→ Work to do:
**1.** Please edit the passage of the Node timezone discussion between "In short, since" and "in this system.", inclusive, so that "Windows NT" becomes "Windows 2000".
**2.** Answer these questions from the Node timezone discussion:
(a) Which library does Alpine use instead of glibc?
(b) What timezone value is set with the TZ variable in the docker run command?
(c) What does the final reply suggest dropping completely?

→ Page text:
## begin
Is that some sort of new calculation in the newer versions of Node then? because older versions don't exhibit the same issues. I guess what i'm trying to understand is how to correct it as other containers/versions of node don't have an issue.
@santsys I'm not sure about older versions of node. The best way to correct this is to use the TZ
variable. Bind mounting /etc/localtime
from another distro is bad practice.
That said, after much debugging, I think I figured out the culprit. Since alpine uses the musl instead of glibc library, it's hitting a different spot in ICU4C's zone detection code (not the one i mentioned above). POSIX implementations are inconsistent as to whether the zone offset is applied in localtime. So anyway… there's another spot where an #ifdef MUSL
(i.e. Alpine) needs to be made. The comment says that linux-glibc doesn't hit this spot because it exposes __timezone directly. Since MUSL refuses to provide a __MUSL__ macro there's no easy way to add an exception to the code site.
In short, since you haven't set a timezone in any of the usual ways, you've hit a block of code intended for Windows NT compatibility.
OK, very interesting. I'm not sure where exactly that leaves me. But i'll toss the information around and see if I can get some other information on how to proceed. I think i may just be stuck with using older versions of node in this system.
Thank you!
@santsys OK, can you comment on the following?
TZ=US/Pacific
orln -s /usr/share/zoneinfo/US/Pacific /etc/localtime
Setting the TZ env variable seems to work fine.
> sudo docker run -it -e TZ=US/Pacific santsys/node-tz-sample:1.0.0 node > (new Date()).toString() 'Fri Jul 19 2019 12:45:34 GMT-0700 (Pacific Daylight Time)'
I think what may end up needing to be done is to have the TZ environment added to our docker loading system. It appears that having both the mount and the environment variable allows for the correct timezone to be used. There will be a lot of application regression testing that needs to be done.
@santsys if you know what zone you want, you can do both of the bullet items. I would drop the bind mount completely, there's no guarantee that will actually work in any circumstance.
## end
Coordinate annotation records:
## begin
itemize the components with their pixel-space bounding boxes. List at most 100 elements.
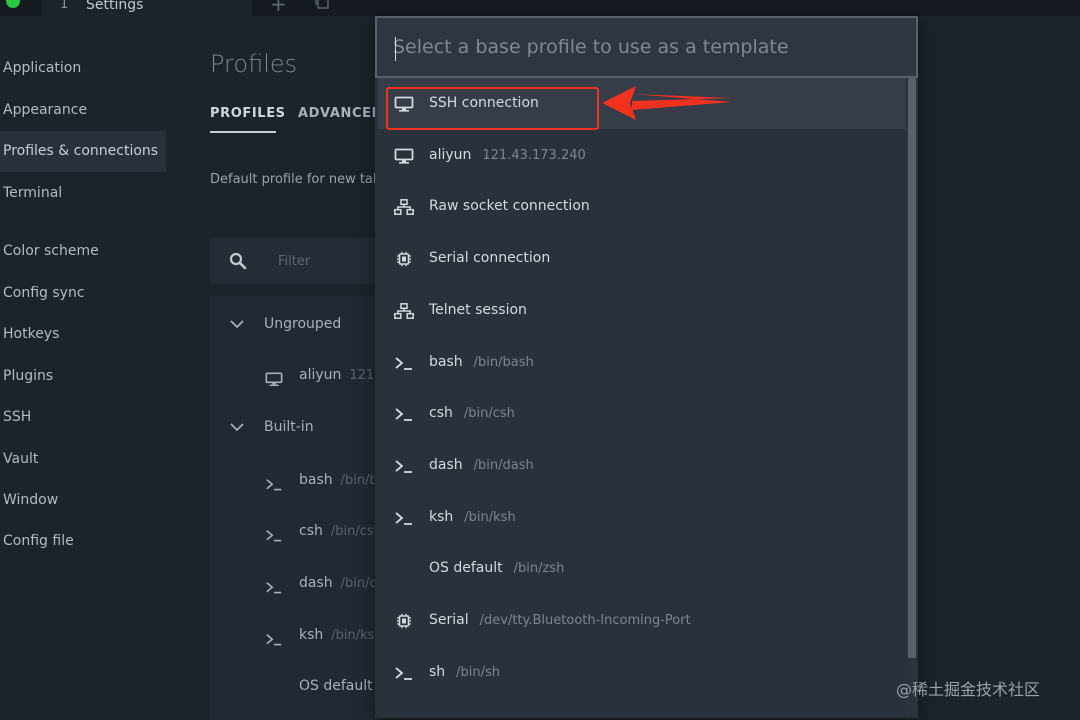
option-label: dash (429, 456, 463, 473)
terminal-prompt-icon (394, 406, 414, 422)
option-detail: /bin/csh (463, 406, 515, 422)
profile-row[interactable]: bash/bin/bash (265, 465, 375, 495)
sidebar-item-vault[interactable]: Vault (0, 439, 166, 480)
sidebar-item-hotkeys[interactable]: Hotkeys (0, 314, 166, 355)
sidebar-item-profiles-connections[interactable]: Profiles & connections (0, 131, 166, 172)
template-search-box (375, 16, 918, 78)
option-label: OS default (429, 560, 503, 577)
terminal-prompt-icon (394, 510, 414, 526)
sidebar-item-plugins[interactable]: Plugins (0, 356, 166, 397)
terminal-prompt-icon (265, 472, 283, 491)
profile-row-label: bash (299, 472, 333, 488)
chip-icon (394, 251, 414, 267)
template-option-csh[interactable]: csh/bin/csh (378, 388, 906, 439)
profile-template-picker: SSH connection aliyun 121.43.173.240 Raw so… (375, 16, 918, 718)
sidebar-item-config-file[interactable]: Config file (0, 521, 166, 562)
terminal-prompt-icon (265, 575, 283, 594)
text-caret (395, 37, 396, 61)
duplicate-window-icon[interactable] (314, 0, 330, 10)
popup-scrollbar[interactable] (906, 78, 916, 718)
template-option-aliyun[interactable]: aliyun 121.43.173.240 (378, 130, 906, 181)
search-icon (229, 252, 247, 270)
chip-icon (394, 613, 414, 629)
option-label: SSH connection (429, 95, 539, 111)
profile-row[interactable]: ksh/bin/ksh (265, 620, 375, 650)
watermark: @稀土掘金技术社区 (896, 680, 1041, 699)
sidebar-item-color-scheme[interactable]: Color scheme (0, 231, 166, 272)
settings-sidebar: Application Appearance Profiles & connecti… (0, 16, 168, 720)
profile-row-detail: /bin/csh (330, 524, 375, 539)
network-icon (394, 199, 414, 216)
option-detail: /bin/dash (473, 457, 534, 473)
sidebar-item-ssh[interactable]: SSH (0, 397, 166, 438)
template-option-serial-connection[interactable]: Serial connection (378, 233, 906, 284)
template-option-telnet-session[interactable]: Telnet session (378, 285, 906, 336)
window-close-dot[interactable] (6, 0, 20, 8)
template-option-ssh-connection[interactable]: SSH connection (378, 78, 906, 129)
option-label: Serial connection (429, 250, 551, 267)
profile-row-label: dash (299, 575, 333, 591)
tab-title: Settings (86, 0, 144, 13)
default-profile-label: Default profile for new tab (210, 172, 382, 187)
tab-index: 1 (60, 0, 69, 12)
profile-row[interactable]: OS default (265, 671, 375, 701)
sidebar-item-config-sync[interactable]: Config sync (0, 273, 166, 314)
option-label: aliyun (429, 146, 472, 163)
sidebar-item-application[interactable]: Application (0, 48, 166, 89)
tab-profiles[interactable]: PROFILES (210, 106, 286, 121)
tab-advanced[interactable]: ADVANCED (298, 106, 383, 121)
tab-settings[interactable] (42, 0, 252, 16)
chevron-down-icon (230, 423, 244, 432)
new-tab-plus-icon[interactable]: + (270, 0, 287, 16)
template-search-input[interactable] (393, 30, 903, 64)
page-title: Profiles (210, 50, 298, 78)
option-label: sh (429, 663, 446, 680)
scrollbar-thumb[interactable] (908, 78, 916, 658)
option-label: Telnet session (429, 301, 527, 318)
profile-row[interactable]: dash/bin/dash (265, 568, 375, 598)
template-option-dash[interactable]: dash/bin/dash (378, 440, 906, 491)
profile-row-label: ksh (299, 627, 324, 643)
sidebar-item-terminal[interactable]: Terminal (0, 173, 166, 214)
template-option-serial[interactable]: Serial/dev/tty.Bluetooth-Incoming-Port (378, 595, 906, 646)
template-option-sh[interactable]: sh/bin/sh (378, 647, 906, 698)
group-label: Built-in (264, 419, 314, 435)
option-label: ksh (429, 508, 454, 525)
profile-row-detail: /bin/bash (340, 473, 375, 488)
monitor-icon (394, 148, 414, 164)
sidebar-item-window[interactable]: Window (0, 480, 166, 521)
chevron-down-icon (230, 320, 244, 329)
option-detail: 121.43.173.240 (482, 147, 586, 163)
option-label: Serial (429, 612, 469, 628)
terminal-prompt-icon (394, 665, 414, 681)
filter-input[interactable] (278, 250, 374, 272)
template-option-bash[interactable]: bash/bin/bash (378, 337, 906, 388)
network-icon (394, 302, 414, 319)
profile-row-detail: /bin/ksh (331, 628, 375, 643)
profile-row[interactable]: aliyun 121.43.173.240 (265, 360, 375, 390)
option-label: Raw socket connection (429, 198, 590, 215)
monitor-icon (394, 96, 414, 112)
option-detail: /bin/zsh (513, 561, 565, 577)
profile-row-label: OS default (299, 678, 373, 694)
template-option-ksh[interactable]: ksh/bin/ksh (378, 492, 906, 543)
monitor-icon (265, 367, 283, 386)
option-detail: /bin/ksh (464, 509, 516, 525)
option-detail: /dev/tty.Bluetooth-Incoming-Port (479, 613, 691, 628)
active-tab-indicator (210, 131, 276, 133)
terminal-prompt-icon (265, 627, 283, 646)
template-option-raw-socket-connection[interactable]: Raw socket connection (378, 181, 906, 232)
profile-row-label: csh (299, 523, 323, 539)
template-option-os-default[interactable]: OS default/bin/zsh (378, 543, 906, 594)
option-label: bash (429, 353, 463, 370)
group-label: Ungrouped (264, 316, 342, 332)
terminal-prompt-icon (394, 355, 414, 371)
title-bar: 1 Settings + (0, 0, 1080, 16)
profile-row-detail: 121.43.173.240 (349, 368, 375, 383)
option-detail: /bin/bash (473, 354, 534, 370)
option-detail: /bin/sh (456, 664, 501, 680)
profile-row[interactable]: csh/bin/csh (265, 516, 375, 546)
profile-row-label: aliyun (299, 367, 342, 383)
sidebar-item-appearance[interactable]: Appearance (0, 90, 166, 131)
profile-row-detail: /bin/dash (340, 576, 375, 591)
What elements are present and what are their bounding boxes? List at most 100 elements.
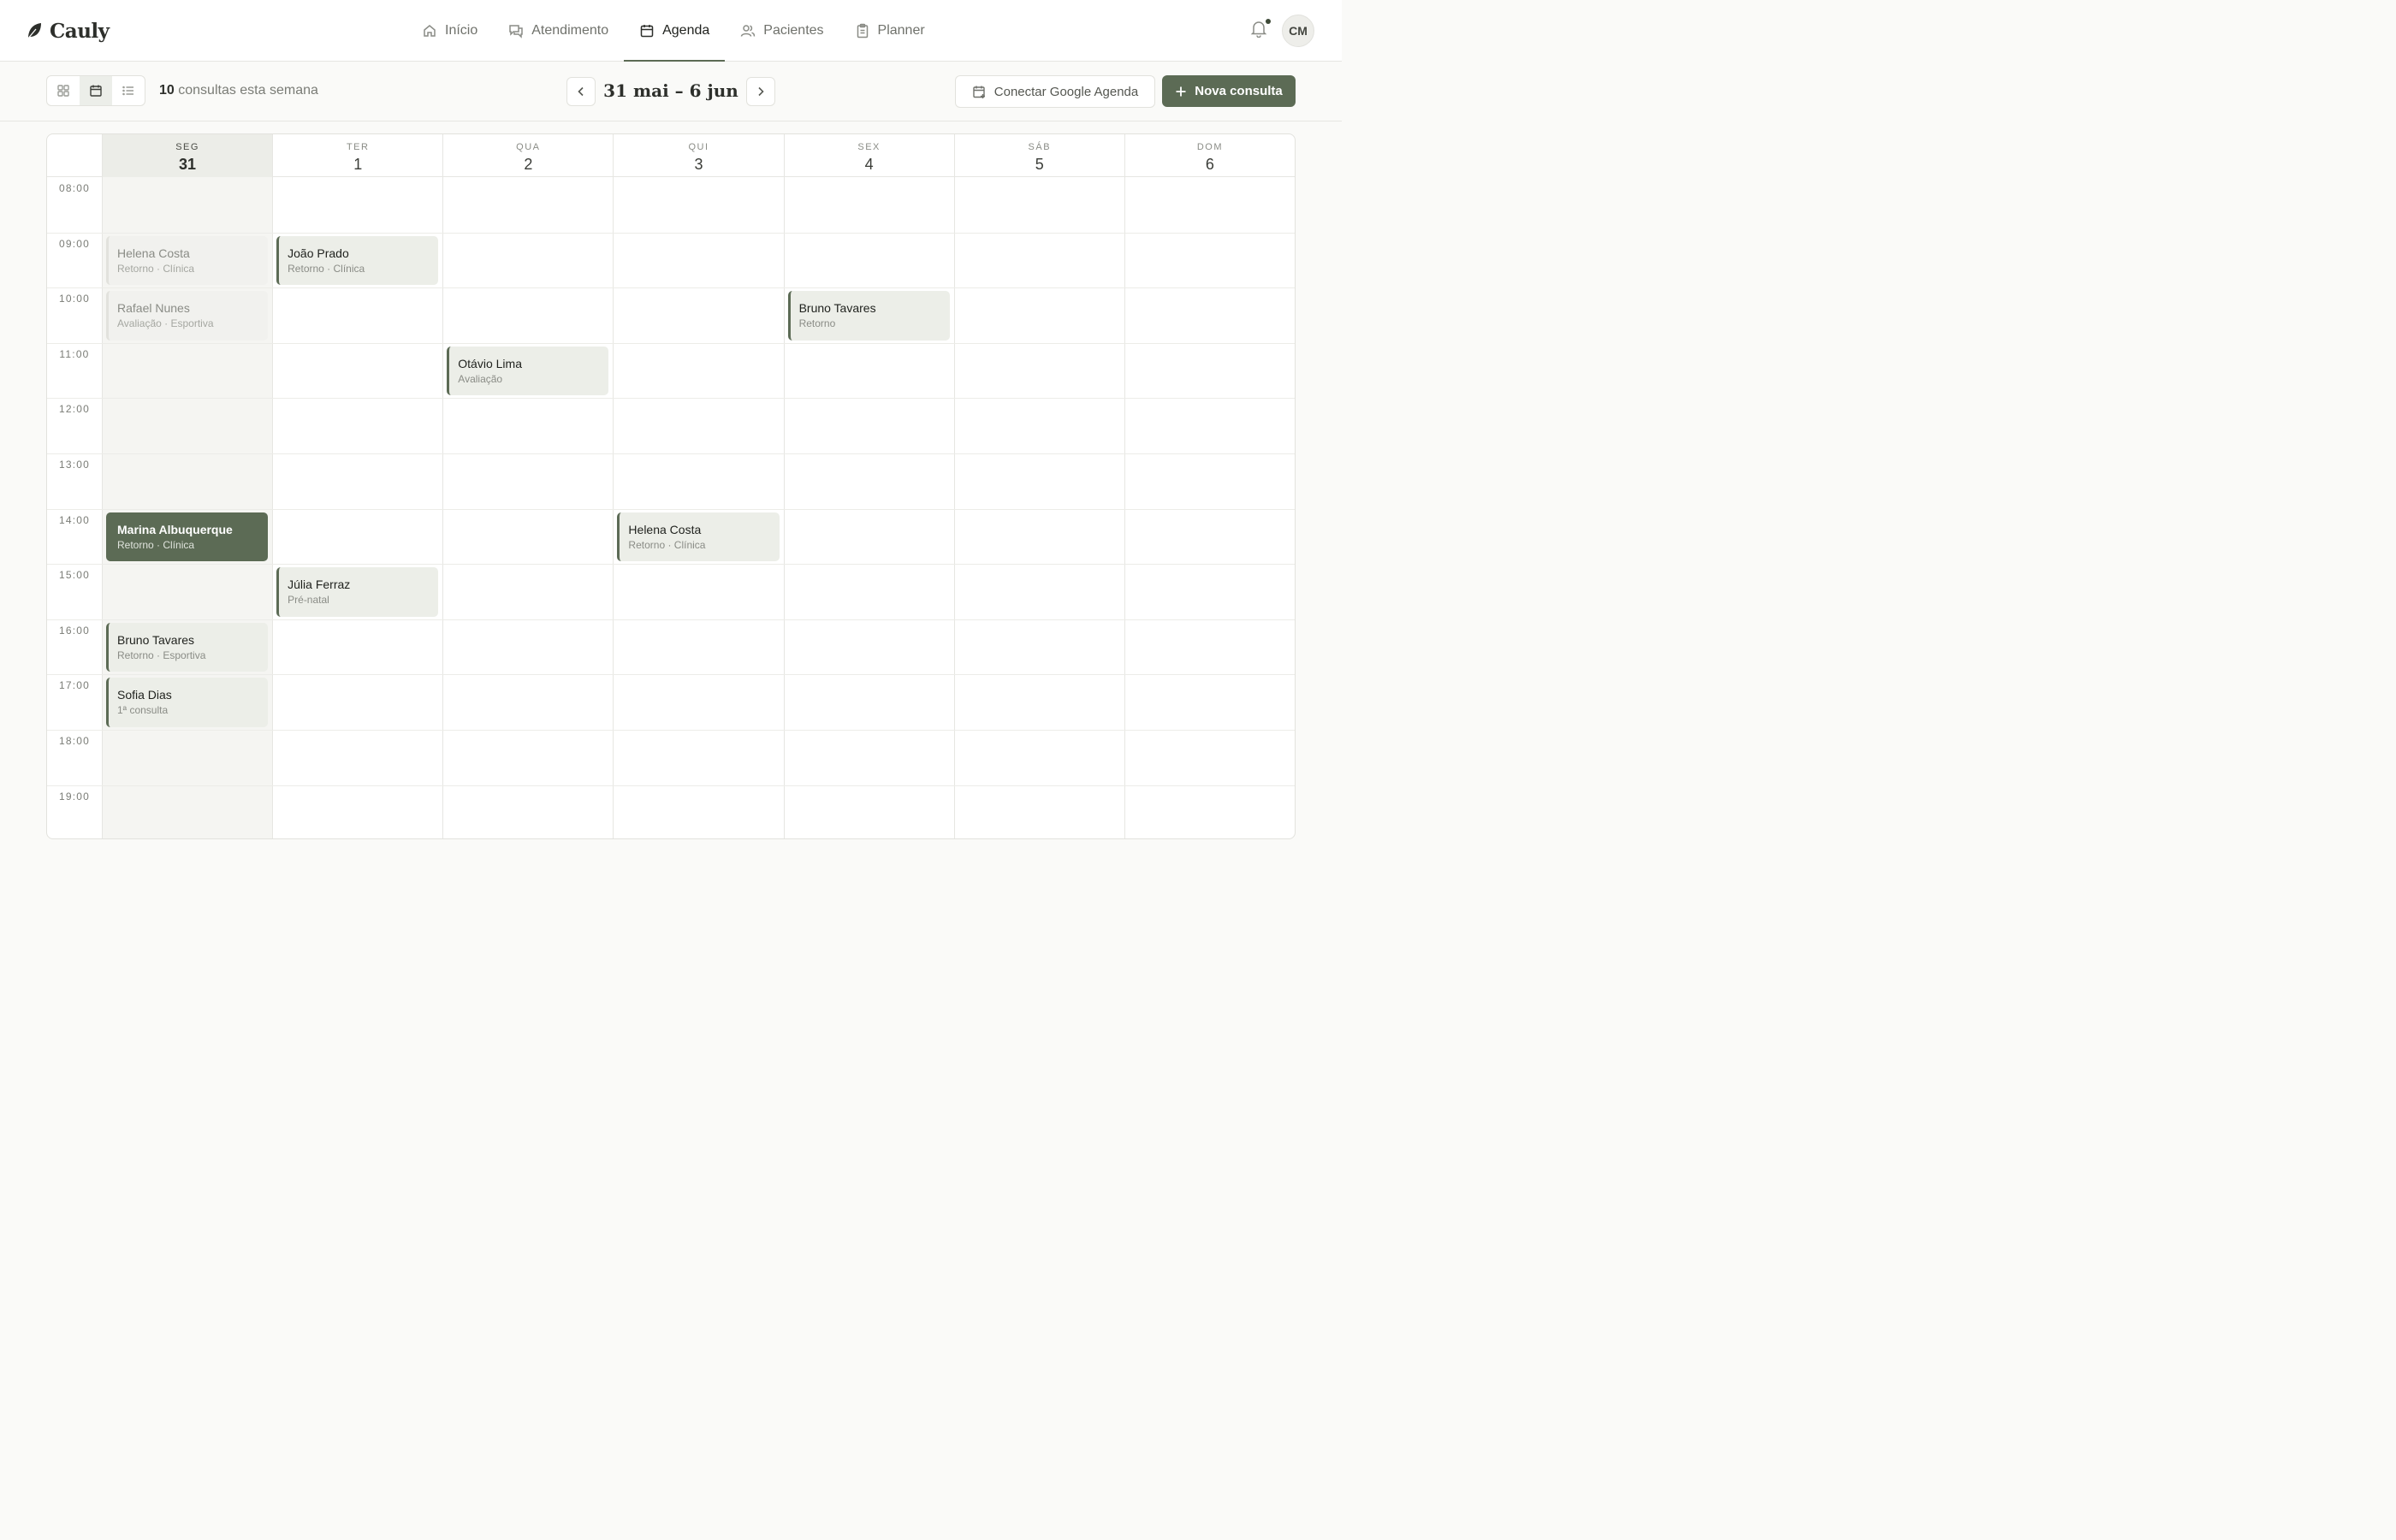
## end
→ Expected answers:
**1.**
In short, since you haven't set a timezone in any of the usual ways, you've hit a block of code intended for Windows 2000 compatibility.
OK, very interesting. I'm not sure where exactly that leaves me. But i'll toss the information around and see if I can get some other information on how to proceed. I think i may just be stuck with using older versions of node in this system.

**2.**
(a) The musl library.
(b) US/Pacific.
(c) The bind mount.